[Directions]: Set all the material down again unchanged, without the pictures.
=======
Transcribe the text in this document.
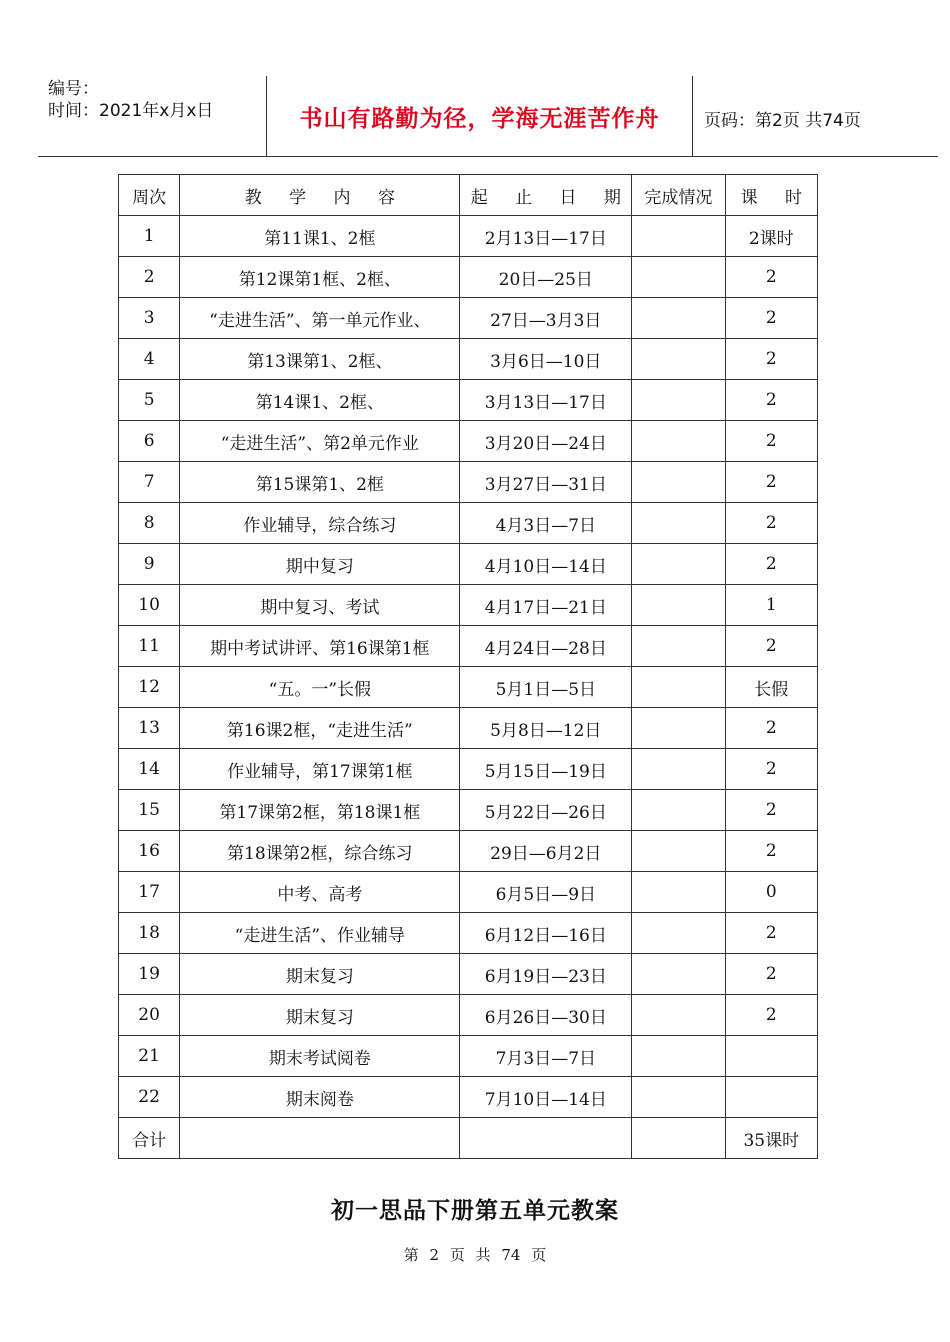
编号：
时间：2021年x月x日	书山有路勤为径，学海无涯苦作舟	页码：第2页 共74页
周次	教 学 内 容	起 止 日 期	完成情况	课 时
1	第11课1、2框	2月13日—17日		2课时
2	第12课第1框、2框、	20日—25日		2
3	“走进生活”、第一单元作业、	27日—3月3日		2
4	第13课第1、2框、	3月6日—10日		2
5	第14课1、2框、	3月13日—17日		2
6	“走进生活”、第2单元作业	3月20日—24日		2
7	第15课第1、2框	3月27日—31日		2
8	作业辅导，综合练习	4月3日—7日		2
9	期中复习	4月10日—14日		2
10	期中复习、考试	4月17日—21日		1
11	期中考试讲评、第16课第1框	4月24日—28日		2
12	“五。一”长假	5月1日—5日		长假
13	第16课2框，“走进生活”	5月8日—12日		2
14	作业辅导，第17课第1框	5月15日—19日		2
15	第17课第2框，第18课1框	5月22日—26日		2
16	第18课第2框，综合练习	29日—6月2日		2
17	中考、高考	6月5日—9日		0
18	“走进生活”、作业辅导	6月12日—16日		2
19	期末复习	6月19日—23日		2
20	期末复习	6月26日—30日		2
21	期末考试阅卷	7月3日—7日		
22	期末阅卷	7月10日—14日		
合计				35课时
初一思品下册第五单元教案
第 2 页 共 74 页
=======
[Reply to the exercise]:
Transcribe the text in this document.
编号：
时间：2021年x月x日	书山有路勤为径，学海无涯苦作舟	页码：第2页 共74页
周次	教 学 内 容	起 止 日 期	完成情况	课 时
1	第11课1、2框	2月13日—17日		2课时
2	第12课第1框、2框、	20日—25日		2
3	“走进生活”、第一单元作业、	27日—3月3日		2
4	第13课第1、2框、	3月6日—10日		2
5	第14课1、2框、	3月13日—17日		2
6	“走进生活”、第2单元作业	3月20日—24日		2
7	第15课第1、2框	3月27日—31日		2
8	作业辅导，综合练习	4月3日—7日		2
9	期中复习	4月10日—14日		2
10	期中复习、考试	4月17日—21日		1
11	期中考试讲评、第16课第1框	4月24日—28日		2
12	“五。一”长假	5月1日—5日		长假
13	第16课2框，“走进生活”	5月8日—12日		2
14	作业辅导，第17课第1框	5月15日—19日		2
15	第17课第2框，第18课1框	5月22日—26日		2
16	第18课第2框，综合练习	29日—6月2日		2
17	中考、高考	6月5日—9日		0
18	“走进生活”、作业辅导	6月12日—16日		2
19	期末复习	6月19日—23日		2
20	期末复习	6月26日—30日		2
21	期末考试阅卷	7月3日—7日		
22	期末阅卷	7月10日—14日		
合计				35课时
初一思品下册第五单元教案
第 2 页 共 74 页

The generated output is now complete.